(What you will do):
A) According to the bankruptcy law article, in what month and year did the new bankruptcy law take effect?
B) Reproduce the bankruptcy law article starting with "In America, usury" and going on through "of 12 percent.", changing "ceilings" to "limits".

(Source document):
((

Issuers of credit cards, and that includes nearly every bank in the country, have good reason to be pleased with the passage of the new bankruptcy law. The law, which became effective in October 2005, made significant changes in the way America’s courts handle the insolvencies of Americans and American businesses. Most importantly for the bill’s chief cheerleaders, America’s credit card companies, the nation’s unsecured, defaulted debt now has a greater possibility of being repaid. Thus, for those who owe money through uncollateralized, revolving credit arrangements, it has become much harder to get out of debt when they are hard pressed to pay.

Many financial planners regard the law as a sort of one-sided affair. While agreeing that the responsibility for paying one’s bills should be observed, it is hoped that subsequent legislation will be passed to counterbalance what they see as an industry running amuck.

It is no secret that the credit card industry practically wrote the new law, lobbied for it and lavished contributions on those lawmakers already inclined to vote for it, or those that they hoped would decide to do so. The banking lobby today is possibly the most powerful of all and its remarkable strength has been shown repeatedly in recent years in the steady dismantling of various banking regulations through congressional action.

To get an understanding of why consumer advocates and many financial advisors are concerned by the new law, one should first get an understanding of the unsecured lending business and the sweeping changes that have occurred in its recent history. It is not just the new law that is disconcerting. It is the behavior of credit card companies that is causing significant concern among conscientious advisors.

Interest Abounds

Only a few years ago it was illegal for Americans and American banks to charge the sort of interest rates that are routinely levied today by the nation’s credit card issuers. While most Americans have never heard of “usury laws,” such laws have been around since ancient times. They were put into place to protect borrowers from being charged excessive interest rates, a practice referred to as “usury.” For example, in ancient Rome, Julius Caesar capped the empire’s interest rates at 12 percent and in Justinian’s reign they were reduced to 8 percent. In fact, nearly all of the world’s cultures have implemented usury laws.

In America, usury laws are state-enacted laws that place ceilings on the interest rates that lenders are allowed to charge. Usury laws were part of English law when the nation was colonized and were established by colonial America at its outset. Each state passed usury laws after the American Revolution, but the rate caps varied. As recently as 1978, usury laws were still effective nationwide in restricting credit card companies to interest rates ranging from about 6 percent to the neighborhood of 12 percent.

So what changed in 1978? In a word, everything. It all started with a period of unusually high inflation coupled with an obscure court case, Marquette National Bank v. First of Omaha Corp. (1978), simply known as Marquette. In Marquette, the United States Supreme Court ruled that the laws that govern bank lending practices are not those of the state in which the bank is headquartered or the borrower lives, they are the laws of the state in which the bank makes the decision to grant the loan. Thus, from the Marquette decision forward, the best location for a bank’s credit card operations has been the state which permitted the bank to charge the highest possible interest rates.

))

(Element location data)
((

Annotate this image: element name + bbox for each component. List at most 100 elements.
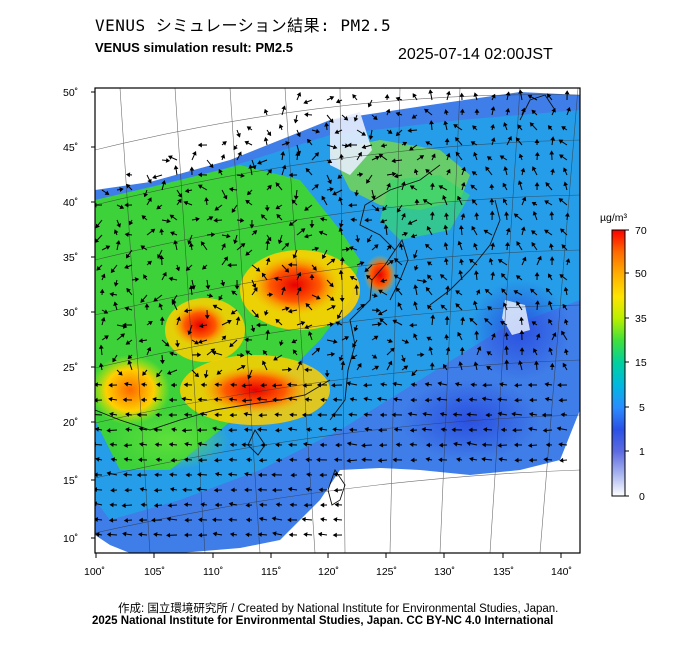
wind-arrow-head [395,442,400,448]
wind-arrow-head [334,502,339,508]
wind-arrow-head [287,426,293,432]
wind-arrow-head [548,347,554,352]
wind-arrow-head [168,276,173,282]
wind-arrow-head [393,274,399,280]
wind-arrow-head [468,397,473,403]
wind-arrow-head [490,137,496,142]
wind-arrow-head [391,158,396,164]
wind-arrow-head [258,457,263,463]
wind-arrow-head [429,120,434,125]
wind-arrow-head [426,336,432,342]
colorbar-tick: 1 [639,446,645,458]
wind-arrow-head [377,457,382,463]
wind-arrow-head [221,335,227,341]
wind-arrow-head [216,370,222,375]
wind-arrow-head [338,227,344,232]
wind-arrow-head [304,206,309,211]
wind-arrow-head [223,256,228,262]
wind-arrow-head [395,287,401,293]
wind-arrow-head [366,178,371,184]
wind-arrow-head [503,198,508,204]
wind-arrow-head [256,322,261,328]
wind-arrow-head [214,442,219,448]
wind-arrow-head [184,188,190,194]
wind-arrow-head [349,427,354,433]
wind-arrow-head [391,412,396,418]
wind-arrow-head [397,302,402,307]
wind-arrow-head [139,442,144,447]
wind-arrow-head [424,382,430,387]
wind-arrow-head [147,197,152,202]
wind-arrow-head [344,143,350,149]
wind-arrow-head [373,293,378,298]
wind-arrow-head [521,256,527,262]
wind-arrow-head [303,532,308,537]
wind-arrow-head [251,164,257,170]
wind-arrow-head [351,354,356,360]
wind-arrow-head [109,502,114,508]
lat-label: 45˚ [63,142,78,154]
wind-arrow-head [255,267,261,272]
wind-arrow-head [245,517,251,523]
wind-arrow-head [339,257,345,262]
wind-arrow-head [386,182,391,188]
wind-arrow-head [304,367,309,373]
wind-arrow-head [285,306,290,312]
wind-arrow-head [228,517,233,523]
wind-arrow-head [550,168,555,173]
wind-arrow-head [228,397,233,402]
wind-arrow-head [460,316,466,322]
wind-arrow-head [454,137,460,142]
wind-arrow-head [556,426,562,432]
wind-arrow-head [275,427,280,433]
wind-arrow-head [558,397,563,403]
wind-arrow-head [247,374,252,380]
wind-arrow-head [183,502,189,508]
wind-arrow-head [136,412,141,418]
wind-arrow-head [377,310,383,316]
wind-arrow-head [96,266,101,271]
wind-arrow-head [197,397,202,403]
wind-arrow-head [444,212,449,217]
wind-arrow-head [169,487,175,492]
wind-arrow-head [296,92,302,97]
wind-arrow-head [425,442,430,448]
wind-arrow-head [265,239,271,244]
wind-arrow-head [228,457,233,463]
wind-arrow-head [228,427,233,433]
wind-arrow-head [295,151,300,157]
wind-arrow-head [170,231,175,236]
wind-arrow-head [490,106,496,111]
wind-arrow-head [136,472,141,478]
wind-arrow-head [373,244,379,249]
wind-arrow-head [153,487,159,493]
wind-arrow-head [250,327,256,333]
wind-arrow-head [364,217,369,223]
wind-arrow-head [339,153,344,159]
wind-arrow-head [489,198,495,203]
wind-arrow-head [227,262,232,268]
wind-arrow-head [134,277,140,282]
wind-arrow-head [486,351,492,356]
wind-arrow-head [122,531,127,537]
wind-arrow-head [214,471,220,477]
wind-arrow-head [212,517,217,523]
wind-arrow-head [422,278,428,284]
wind-arrow-head [292,349,298,355]
wind-arrow-head [352,343,357,348]
wind-arrow-head [561,126,567,131]
wind-arrow-head [518,89,524,94]
wind-arrow-head [123,381,129,387]
wind-arrow-head [127,354,133,360]
wind-arrow-head [245,532,250,538]
wind-arrow-head [504,332,510,337]
wind-arrow-head [110,487,115,493]
wind-arrow-head [392,171,397,177]
wind-arrow-head [245,502,250,508]
wind-arrow-head [549,243,554,248]
wind-arrow-head [168,155,173,160]
wind-arrow-head [439,411,445,417]
wind-arrow-head [329,187,334,192]
wind-arrow-head [266,236,272,242]
wind-arrow-head [349,275,355,281]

))

(Full solutions):
A) October 2005

B)
In America, usury laws are state-enacted laws that place limits on the interest rates that lenders are allowed to charge. Usury laws were part of English law when the nation was colonized and were established by colonial America at its outset. Each state passed usury laws after the American Revolution, but the rate caps varied. As recently as 1978, usury laws were still effective nationwide in restricting credit card companies to interest rates ranging from about 6 percent to the neighborhood of 12 percent.